Dataset excerpt
- - - - - - -
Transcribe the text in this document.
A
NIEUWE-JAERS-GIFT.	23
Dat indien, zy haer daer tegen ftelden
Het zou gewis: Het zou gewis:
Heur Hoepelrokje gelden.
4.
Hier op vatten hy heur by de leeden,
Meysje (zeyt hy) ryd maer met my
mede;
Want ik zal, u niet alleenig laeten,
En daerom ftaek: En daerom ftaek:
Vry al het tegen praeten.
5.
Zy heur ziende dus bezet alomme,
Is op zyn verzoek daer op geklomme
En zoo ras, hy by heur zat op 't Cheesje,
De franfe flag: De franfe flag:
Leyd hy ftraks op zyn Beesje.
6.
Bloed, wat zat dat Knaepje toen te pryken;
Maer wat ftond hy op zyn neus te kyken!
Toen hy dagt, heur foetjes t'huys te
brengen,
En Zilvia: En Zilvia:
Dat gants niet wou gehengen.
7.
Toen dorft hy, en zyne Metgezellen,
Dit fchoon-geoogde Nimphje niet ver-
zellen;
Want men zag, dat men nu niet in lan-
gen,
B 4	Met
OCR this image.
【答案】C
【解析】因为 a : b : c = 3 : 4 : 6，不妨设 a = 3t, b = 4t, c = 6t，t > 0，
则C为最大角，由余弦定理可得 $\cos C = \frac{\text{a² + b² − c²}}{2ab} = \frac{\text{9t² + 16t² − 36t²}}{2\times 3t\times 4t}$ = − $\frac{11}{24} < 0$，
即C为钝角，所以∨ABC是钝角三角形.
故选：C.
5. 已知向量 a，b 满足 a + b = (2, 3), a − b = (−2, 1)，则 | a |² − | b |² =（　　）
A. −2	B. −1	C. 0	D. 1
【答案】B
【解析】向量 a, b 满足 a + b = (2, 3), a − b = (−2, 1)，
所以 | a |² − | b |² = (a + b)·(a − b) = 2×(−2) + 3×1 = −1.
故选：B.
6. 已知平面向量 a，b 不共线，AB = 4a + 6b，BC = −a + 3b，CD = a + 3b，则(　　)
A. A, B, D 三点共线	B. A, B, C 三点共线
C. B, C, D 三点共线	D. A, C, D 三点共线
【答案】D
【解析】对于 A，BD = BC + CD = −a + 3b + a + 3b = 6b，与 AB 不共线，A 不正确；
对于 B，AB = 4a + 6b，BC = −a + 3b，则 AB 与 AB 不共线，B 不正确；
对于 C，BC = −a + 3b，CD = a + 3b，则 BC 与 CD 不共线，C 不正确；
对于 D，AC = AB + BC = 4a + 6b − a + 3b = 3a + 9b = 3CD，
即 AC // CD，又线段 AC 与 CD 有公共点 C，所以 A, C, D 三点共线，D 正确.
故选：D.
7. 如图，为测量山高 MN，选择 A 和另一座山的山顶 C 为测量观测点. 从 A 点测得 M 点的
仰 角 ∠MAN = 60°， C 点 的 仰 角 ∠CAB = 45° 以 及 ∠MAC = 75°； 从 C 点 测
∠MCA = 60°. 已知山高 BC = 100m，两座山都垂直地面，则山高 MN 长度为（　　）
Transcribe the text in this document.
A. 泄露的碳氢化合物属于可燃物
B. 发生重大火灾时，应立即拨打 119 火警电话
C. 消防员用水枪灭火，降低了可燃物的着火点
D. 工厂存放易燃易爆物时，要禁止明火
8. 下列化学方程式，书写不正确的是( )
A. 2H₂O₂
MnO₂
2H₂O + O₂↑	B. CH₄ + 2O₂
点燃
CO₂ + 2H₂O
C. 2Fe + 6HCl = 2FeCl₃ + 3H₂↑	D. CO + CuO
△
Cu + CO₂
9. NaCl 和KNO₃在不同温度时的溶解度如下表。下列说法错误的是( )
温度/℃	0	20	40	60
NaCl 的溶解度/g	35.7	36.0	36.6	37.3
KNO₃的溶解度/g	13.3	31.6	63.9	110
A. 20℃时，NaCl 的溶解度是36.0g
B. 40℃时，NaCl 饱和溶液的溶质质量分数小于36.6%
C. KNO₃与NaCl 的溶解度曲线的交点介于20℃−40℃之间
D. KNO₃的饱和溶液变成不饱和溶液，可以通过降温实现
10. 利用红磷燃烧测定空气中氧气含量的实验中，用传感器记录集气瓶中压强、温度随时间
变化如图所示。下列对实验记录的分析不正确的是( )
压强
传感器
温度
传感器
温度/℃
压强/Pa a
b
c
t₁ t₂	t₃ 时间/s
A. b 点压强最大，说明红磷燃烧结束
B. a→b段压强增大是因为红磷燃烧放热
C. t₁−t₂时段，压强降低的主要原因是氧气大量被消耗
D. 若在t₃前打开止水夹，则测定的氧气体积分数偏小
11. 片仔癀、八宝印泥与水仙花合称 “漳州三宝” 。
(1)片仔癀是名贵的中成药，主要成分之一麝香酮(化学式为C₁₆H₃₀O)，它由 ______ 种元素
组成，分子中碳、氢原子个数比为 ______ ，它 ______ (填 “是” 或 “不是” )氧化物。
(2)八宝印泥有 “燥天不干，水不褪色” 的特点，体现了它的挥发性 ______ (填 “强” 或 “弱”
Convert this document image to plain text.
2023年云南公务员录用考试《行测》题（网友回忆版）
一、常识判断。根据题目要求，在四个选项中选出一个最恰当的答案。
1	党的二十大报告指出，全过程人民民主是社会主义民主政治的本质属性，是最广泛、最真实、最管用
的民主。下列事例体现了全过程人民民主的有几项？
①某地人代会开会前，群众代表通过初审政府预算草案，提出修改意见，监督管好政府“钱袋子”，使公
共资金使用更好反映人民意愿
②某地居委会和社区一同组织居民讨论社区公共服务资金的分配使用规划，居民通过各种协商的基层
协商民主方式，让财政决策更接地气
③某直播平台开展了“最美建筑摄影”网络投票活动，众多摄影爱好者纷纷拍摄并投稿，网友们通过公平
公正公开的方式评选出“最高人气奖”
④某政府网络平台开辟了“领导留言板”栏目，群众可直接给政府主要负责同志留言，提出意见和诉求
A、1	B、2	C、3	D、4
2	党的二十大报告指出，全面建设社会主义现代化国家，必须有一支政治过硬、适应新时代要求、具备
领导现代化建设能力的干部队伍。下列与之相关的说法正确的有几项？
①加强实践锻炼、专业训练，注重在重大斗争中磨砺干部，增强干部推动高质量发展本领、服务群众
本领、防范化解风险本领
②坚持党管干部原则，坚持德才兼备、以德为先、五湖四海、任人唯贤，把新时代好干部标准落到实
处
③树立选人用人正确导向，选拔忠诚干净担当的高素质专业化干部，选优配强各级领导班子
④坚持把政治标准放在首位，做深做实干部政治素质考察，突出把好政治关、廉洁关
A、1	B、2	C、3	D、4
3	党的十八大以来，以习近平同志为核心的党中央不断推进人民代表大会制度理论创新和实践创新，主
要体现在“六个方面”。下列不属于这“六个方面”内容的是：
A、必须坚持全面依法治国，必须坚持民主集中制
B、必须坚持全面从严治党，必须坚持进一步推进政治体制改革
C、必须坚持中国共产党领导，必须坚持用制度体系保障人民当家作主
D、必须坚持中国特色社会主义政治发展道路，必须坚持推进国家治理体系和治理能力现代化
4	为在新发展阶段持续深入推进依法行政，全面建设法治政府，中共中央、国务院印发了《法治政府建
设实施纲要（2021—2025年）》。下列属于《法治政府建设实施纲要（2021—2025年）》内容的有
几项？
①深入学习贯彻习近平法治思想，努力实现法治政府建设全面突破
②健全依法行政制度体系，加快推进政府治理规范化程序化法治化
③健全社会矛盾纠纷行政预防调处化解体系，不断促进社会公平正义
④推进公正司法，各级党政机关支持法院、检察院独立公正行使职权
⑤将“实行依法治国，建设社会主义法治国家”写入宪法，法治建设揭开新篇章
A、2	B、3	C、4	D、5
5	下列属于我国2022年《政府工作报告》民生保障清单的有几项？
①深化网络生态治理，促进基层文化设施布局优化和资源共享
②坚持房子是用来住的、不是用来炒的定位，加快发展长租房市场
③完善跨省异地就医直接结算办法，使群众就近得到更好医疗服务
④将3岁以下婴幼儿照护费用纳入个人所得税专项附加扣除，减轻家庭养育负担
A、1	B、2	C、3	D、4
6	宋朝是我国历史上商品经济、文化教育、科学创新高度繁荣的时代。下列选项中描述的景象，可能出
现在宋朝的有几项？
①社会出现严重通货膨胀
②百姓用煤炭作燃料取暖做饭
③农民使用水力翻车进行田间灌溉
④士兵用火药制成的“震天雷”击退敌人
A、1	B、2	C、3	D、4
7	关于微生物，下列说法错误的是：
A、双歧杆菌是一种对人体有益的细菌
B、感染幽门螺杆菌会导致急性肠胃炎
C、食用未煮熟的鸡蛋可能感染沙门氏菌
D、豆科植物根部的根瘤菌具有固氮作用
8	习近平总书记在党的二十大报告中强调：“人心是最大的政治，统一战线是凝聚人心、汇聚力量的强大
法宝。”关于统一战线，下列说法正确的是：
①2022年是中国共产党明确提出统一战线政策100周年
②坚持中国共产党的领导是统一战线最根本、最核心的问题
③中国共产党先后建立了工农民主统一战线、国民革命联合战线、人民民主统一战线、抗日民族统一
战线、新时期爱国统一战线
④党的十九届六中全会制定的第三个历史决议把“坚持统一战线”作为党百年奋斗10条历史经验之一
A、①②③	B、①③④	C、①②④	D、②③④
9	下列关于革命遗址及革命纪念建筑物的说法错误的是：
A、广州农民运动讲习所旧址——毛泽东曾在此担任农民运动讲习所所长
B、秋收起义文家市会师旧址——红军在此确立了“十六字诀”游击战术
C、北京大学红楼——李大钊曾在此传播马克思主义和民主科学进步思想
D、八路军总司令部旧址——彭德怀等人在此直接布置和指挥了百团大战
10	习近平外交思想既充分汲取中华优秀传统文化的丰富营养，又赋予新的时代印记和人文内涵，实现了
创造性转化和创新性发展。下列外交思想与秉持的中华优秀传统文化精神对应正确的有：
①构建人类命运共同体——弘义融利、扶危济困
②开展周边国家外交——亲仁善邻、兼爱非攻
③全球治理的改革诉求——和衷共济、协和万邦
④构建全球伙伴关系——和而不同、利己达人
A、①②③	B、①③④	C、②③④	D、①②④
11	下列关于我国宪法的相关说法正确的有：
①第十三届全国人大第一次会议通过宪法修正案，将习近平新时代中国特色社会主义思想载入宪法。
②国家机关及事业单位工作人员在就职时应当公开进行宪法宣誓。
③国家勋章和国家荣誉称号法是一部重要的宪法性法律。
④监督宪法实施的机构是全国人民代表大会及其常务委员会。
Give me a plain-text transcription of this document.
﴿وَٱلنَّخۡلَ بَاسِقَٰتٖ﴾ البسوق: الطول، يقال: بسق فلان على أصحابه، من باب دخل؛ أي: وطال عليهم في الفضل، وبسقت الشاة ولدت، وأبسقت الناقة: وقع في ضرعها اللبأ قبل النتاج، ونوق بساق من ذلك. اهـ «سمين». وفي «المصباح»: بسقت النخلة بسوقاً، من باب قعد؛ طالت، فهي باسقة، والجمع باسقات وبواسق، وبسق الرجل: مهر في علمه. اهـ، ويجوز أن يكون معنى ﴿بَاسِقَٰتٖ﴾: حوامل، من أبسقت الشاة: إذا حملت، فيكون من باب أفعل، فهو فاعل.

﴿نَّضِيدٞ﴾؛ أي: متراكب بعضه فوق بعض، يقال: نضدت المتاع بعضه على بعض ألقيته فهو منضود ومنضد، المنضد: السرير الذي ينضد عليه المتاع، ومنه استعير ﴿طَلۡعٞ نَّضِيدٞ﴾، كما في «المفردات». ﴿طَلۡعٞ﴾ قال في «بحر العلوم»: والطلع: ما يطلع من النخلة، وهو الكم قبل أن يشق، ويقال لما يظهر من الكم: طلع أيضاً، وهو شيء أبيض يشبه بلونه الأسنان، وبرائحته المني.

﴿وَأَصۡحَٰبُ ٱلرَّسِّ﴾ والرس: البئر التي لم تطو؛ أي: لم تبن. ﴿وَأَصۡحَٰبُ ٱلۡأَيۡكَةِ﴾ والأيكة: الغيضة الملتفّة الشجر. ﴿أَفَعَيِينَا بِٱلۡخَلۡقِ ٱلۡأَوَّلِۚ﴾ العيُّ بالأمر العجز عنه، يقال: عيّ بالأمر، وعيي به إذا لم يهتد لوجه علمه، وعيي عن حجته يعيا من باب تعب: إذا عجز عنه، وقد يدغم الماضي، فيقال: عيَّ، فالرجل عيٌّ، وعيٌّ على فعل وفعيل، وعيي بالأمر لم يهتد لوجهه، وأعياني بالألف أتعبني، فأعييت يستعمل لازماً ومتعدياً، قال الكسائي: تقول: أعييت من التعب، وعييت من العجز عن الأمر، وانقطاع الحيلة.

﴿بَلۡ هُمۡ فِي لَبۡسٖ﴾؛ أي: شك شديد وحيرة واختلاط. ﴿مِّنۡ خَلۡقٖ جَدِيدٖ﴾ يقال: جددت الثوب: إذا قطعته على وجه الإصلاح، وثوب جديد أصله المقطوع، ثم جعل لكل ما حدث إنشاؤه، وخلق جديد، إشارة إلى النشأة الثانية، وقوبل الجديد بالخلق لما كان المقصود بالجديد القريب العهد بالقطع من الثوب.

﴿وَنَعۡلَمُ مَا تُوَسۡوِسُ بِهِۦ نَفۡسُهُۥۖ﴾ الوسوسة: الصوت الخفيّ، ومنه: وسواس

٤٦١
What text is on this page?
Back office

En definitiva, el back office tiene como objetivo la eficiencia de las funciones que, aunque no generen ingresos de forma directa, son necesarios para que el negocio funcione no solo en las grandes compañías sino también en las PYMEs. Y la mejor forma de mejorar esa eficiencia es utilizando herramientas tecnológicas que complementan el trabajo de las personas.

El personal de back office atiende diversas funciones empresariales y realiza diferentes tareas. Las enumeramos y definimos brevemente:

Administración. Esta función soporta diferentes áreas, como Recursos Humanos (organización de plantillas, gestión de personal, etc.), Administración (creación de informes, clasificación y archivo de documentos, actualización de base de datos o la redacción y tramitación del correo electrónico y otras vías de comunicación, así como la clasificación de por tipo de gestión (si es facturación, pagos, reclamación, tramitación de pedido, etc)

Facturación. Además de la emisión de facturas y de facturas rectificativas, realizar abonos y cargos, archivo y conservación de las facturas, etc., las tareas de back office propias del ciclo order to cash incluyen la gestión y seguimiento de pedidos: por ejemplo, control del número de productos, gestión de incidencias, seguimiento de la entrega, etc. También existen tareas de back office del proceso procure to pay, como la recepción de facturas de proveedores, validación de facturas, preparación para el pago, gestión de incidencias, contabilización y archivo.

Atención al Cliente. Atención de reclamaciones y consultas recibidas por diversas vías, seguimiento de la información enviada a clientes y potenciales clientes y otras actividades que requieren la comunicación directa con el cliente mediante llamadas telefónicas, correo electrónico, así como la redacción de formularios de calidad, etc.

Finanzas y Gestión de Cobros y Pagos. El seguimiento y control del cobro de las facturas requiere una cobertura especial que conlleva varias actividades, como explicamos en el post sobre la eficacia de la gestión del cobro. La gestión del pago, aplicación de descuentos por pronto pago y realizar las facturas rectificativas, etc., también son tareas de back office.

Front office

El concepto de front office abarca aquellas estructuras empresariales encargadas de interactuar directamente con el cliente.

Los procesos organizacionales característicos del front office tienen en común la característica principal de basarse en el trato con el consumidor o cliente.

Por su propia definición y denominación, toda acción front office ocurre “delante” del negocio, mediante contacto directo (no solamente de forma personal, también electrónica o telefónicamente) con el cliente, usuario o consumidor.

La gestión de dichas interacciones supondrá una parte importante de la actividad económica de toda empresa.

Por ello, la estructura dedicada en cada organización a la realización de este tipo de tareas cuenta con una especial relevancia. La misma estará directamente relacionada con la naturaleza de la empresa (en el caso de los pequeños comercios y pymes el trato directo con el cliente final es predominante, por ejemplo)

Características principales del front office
- - - - - - -
• YOUR GOAL
Check each line of the records above for the string "niet", and report every line that has it.

• THE SOLUTION
Want ik zal, u niet alleenig laeten,
Dat gants niet wou gehengen.
Dit fchoon-geoogde Nimphje niet ver-
Want men zag, dat men nu niet in lan-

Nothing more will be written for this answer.